Exercise goal:
Keep the pictures out of the copy and print all the entries below exactly.

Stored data
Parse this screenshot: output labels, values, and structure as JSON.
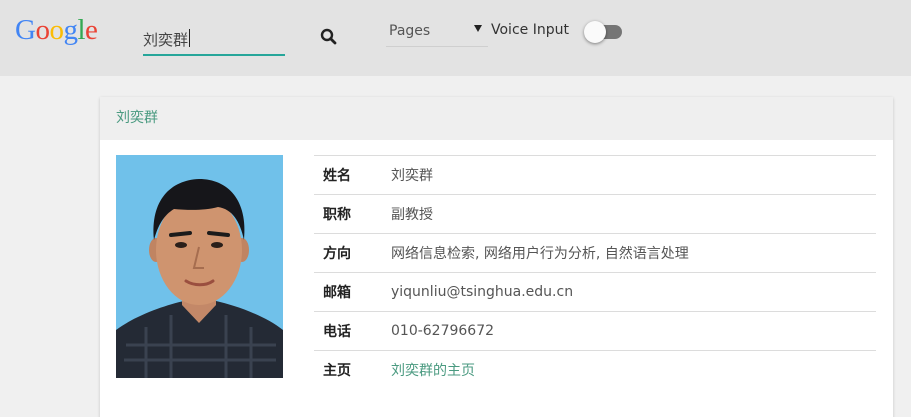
{
  "header": {
    "logo_letters": [
      {
        "ch": "G",
        "color": "#4285f4"
      },
      {
        "ch": "o",
        "color": "#ea4335"
      },
      {
        "ch": "o",
        "color": "#fbbc05"
      },
      {
        "ch": "g",
        "color": "#4285f4"
      },
      {
        "ch": "l",
        "color": "#34a853"
      },
      {
        "ch": "e",
        "color": "#ea4335"
      }
    ],
    "search_value": "刘奕群",
    "search_icon": "search-icon",
    "select_value": "Pages",
    "voice_label": "Voice Input",
    "voice_enabled": false,
    "accent_color": "#26a69a"
  },
  "card": {
    "title": "刘奕群",
    "photo": "portrait-photo",
    "rows": [
      {
        "key": "姓名",
        "value": "刘奕群"
      },
      {
        "key": "职称",
        "value": "副教授"
      },
      {
        "key": "方向",
        "value": "网络信息检索, 网络用户行为分析, 自然语言处理"
      },
      {
        "key": "邮箱",
        "value": "yiqunliu@tsinghua.edu.cn"
      },
      {
        "key": "电话",
        "value": "010-62796672"
      },
      {
        "key": "主页",
        "value": "刘奕群的主页"
      }
    ]
  }
}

Solution to the problem:
Parse this screenshot: output labels, values, and structure as JSON.
{
  "header": {
    "logo_letters": [
      {
        "ch": "G",
        "color": "#4285f4"
      },
      {
        "ch": "o",
        "color": "#ea4335"
      },
      {
        "ch": "o",
        "color": "#fbbc05"
      },
      {
        "ch": "g",
        "color": "#4285f4"
      },
      {
        "ch": "l",
        "color": "#34a853"
      },
      {
        "ch": "e",
        "color": "#ea4335"
      }
    ],
    "search_value": "刘奕群",
    "search_icon": "search-icon",
    "select_value": "Pages",
    "voice_label": "Voice Input",
    "voice_enabled": false,
    "accent_color": "#26a69a"
  },
  "card": {
    "title": "刘奕群",
    "photo": "portrait-photo",
    "rows": [
      {
        "key": "姓名",
        "value": "刘奕群"
      },
      {
        "key": "职称",
        "value": "副教授"
      },
      {
        "key": "方向",
        "value": "网络信息检索, 网络用户行为分析, 自然语言处理"
      },
      {
        "key": "邮箱",
        "value": "yiqunliu@tsinghua.edu.cn"
      },
      {
        "key": "电话",
        "value": "010-62796672"
      },
      {
        "key": "主页",
        "value": "刘奕群的主页"
      }
    ]
  }
}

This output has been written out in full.